──────── Records provided
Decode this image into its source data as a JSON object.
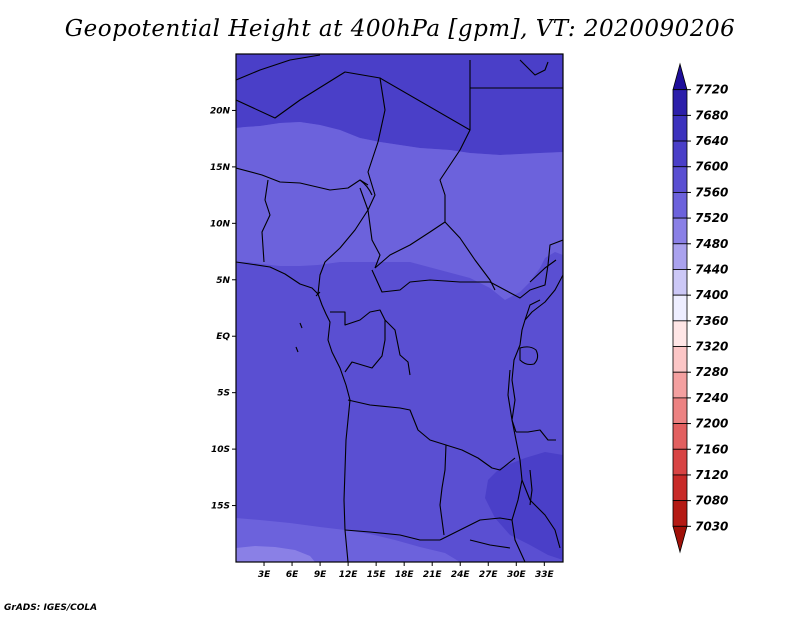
{
  "title": "Geopotential Height at 400hPa [gpm], VT: 2020090206",
  "footer": "GrADS: IGES/COLA",
  "map": {
    "lon_range": [
      0,
      35
    ],
    "lat_range": [
      -20,
      25
    ],
    "lon_ticks": [
      {
        "value": 3,
        "label": "3E"
      },
      {
        "value": 6,
        "label": "6E"
      },
      {
        "value": 9,
        "label": "9E"
      },
      {
        "value": 12,
        "label": "12E"
      },
      {
        "value": 15,
        "label": "15E"
      },
      {
        "value": 18,
        "label": "18E"
      },
      {
        "value": 21,
        "label": "21E"
      },
      {
        "value": 24,
        "label": "24E"
      },
      {
        "value": 27,
        "label": "27E"
      },
      {
        "value": 30,
        "label": "30E"
      },
      {
        "value": 33,
        "label": "33E"
      }
    ],
    "lat_ticks": [
      {
        "value": 20,
        "label": "20N"
      },
      {
        "value": 15,
        "label": "15N"
      },
      {
        "value": 10,
        "label": "10N"
      },
      {
        "value": 5,
        "label": "5N"
      },
      {
        "value": 0,
        "label": "EQ"
      },
      {
        "value": -5,
        "label": "5S"
      },
      {
        "value": -10,
        "label": "10S"
      },
      {
        "value": -15,
        "label": "15S"
      }
    ]
  },
  "colorbar": {
    "levels": [
      7720,
      7680,
      7640,
      7600,
      7560,
      7520,
      7480,
      7440,
      7400,
      7360,
      7320,
      7280,
      7240,
      7200,
      7160,
      7120,
      7080,
      7030
    ],
    "colors": [
      "#1e0e9a",
      "#2c1faa",
      "#3c32be",
      "#4a3fc8",
      "#5a4fd2",
      "#6c62dc",
      "#8a80e6",
      "#aaa2ee",
      "#ccc8f6",
      "#eeeeff",
      "#ffe6e6",
      "#fcc6c6",
      "#f4a0a0",
      "#ec8282",
      "#e26060",
      "#d84444",
      "#c82a28",
      "#b41a14",
      "#a01008"
    ]
  },
  "field_colors": {
    "north_7600_7640": "#4a3fc8",
    "main_7560_7600": "#5a4fd2",
    "central_7520_7560": "#6c62dc",
    "south_7480_7520": "#8a80e6"
  }
}
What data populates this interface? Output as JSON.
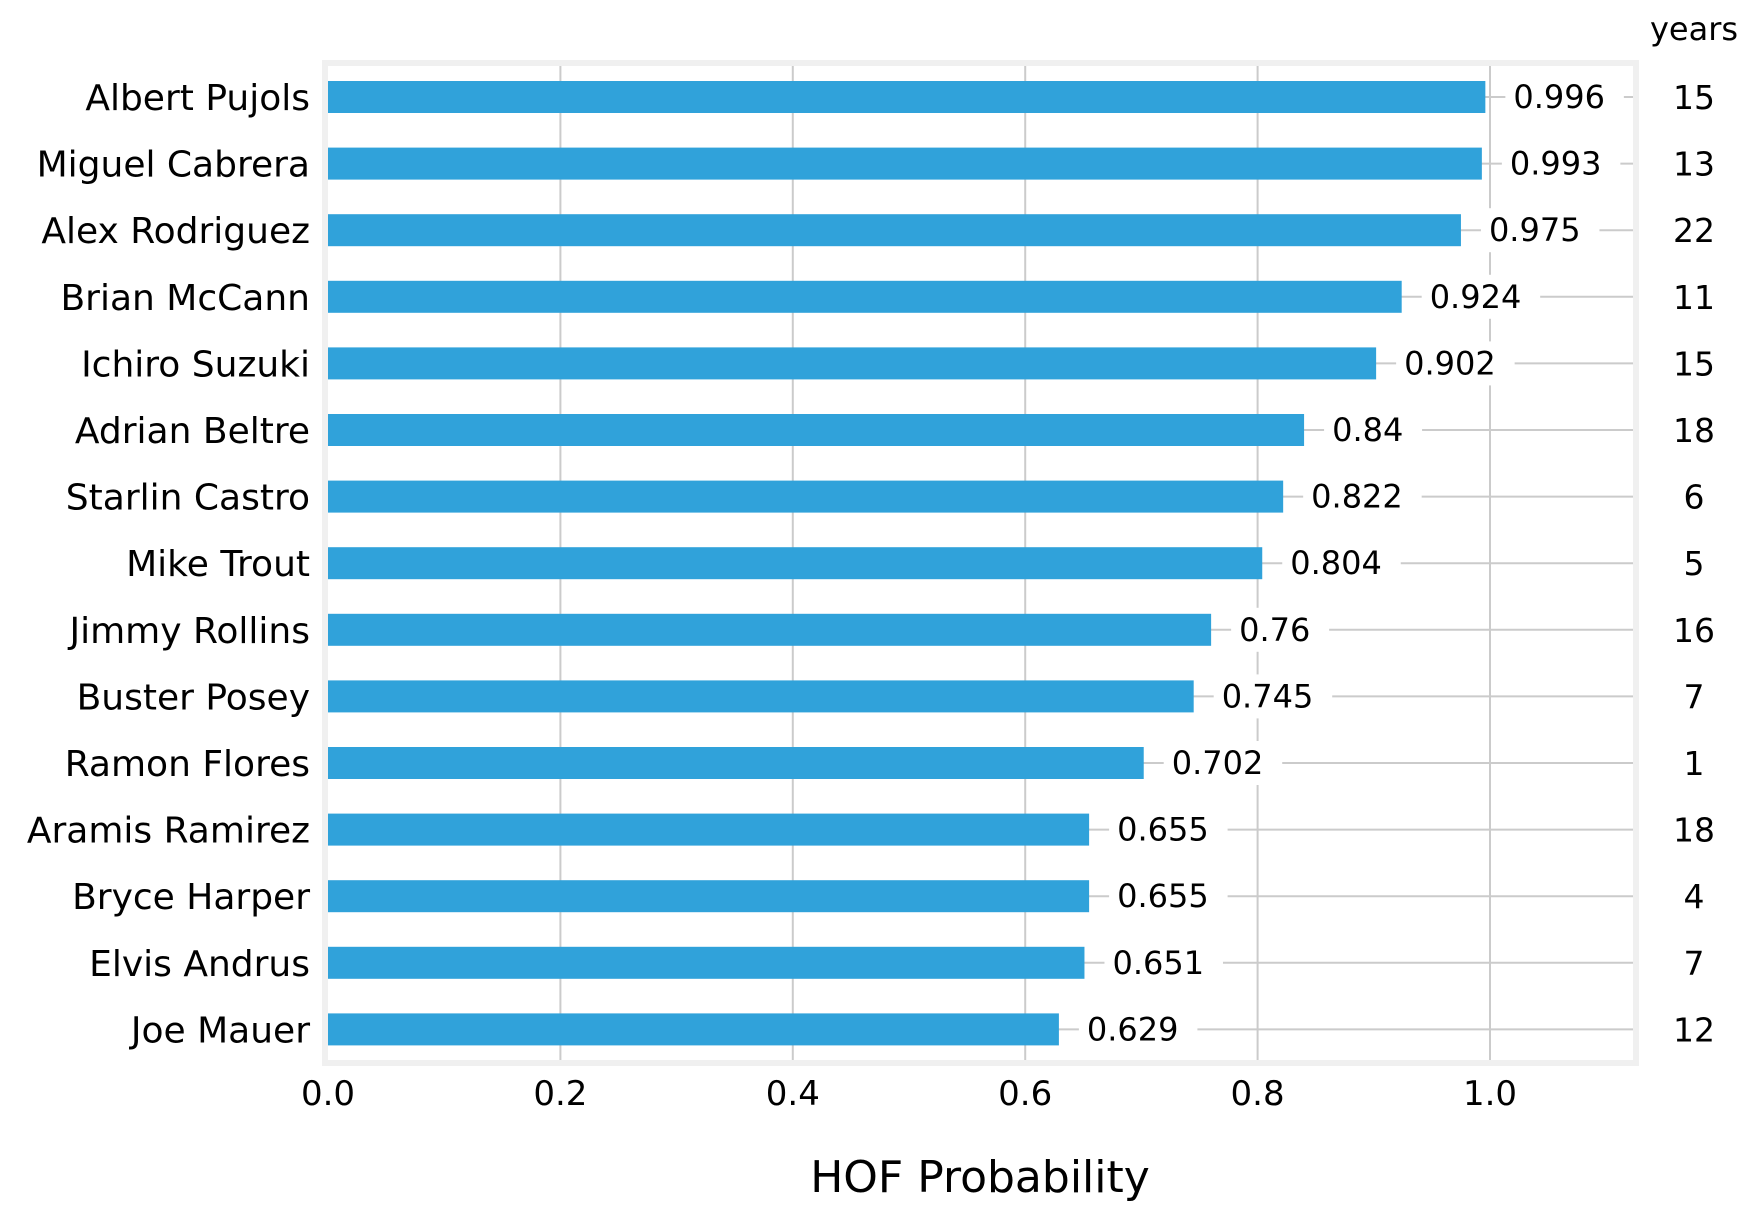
────────────────
Written request ▸ Copy each line of the listing that holds the word "this".

Full response ▸
Decode this image into its source data as a JSON object.
What data populates this interface? Output as JSON.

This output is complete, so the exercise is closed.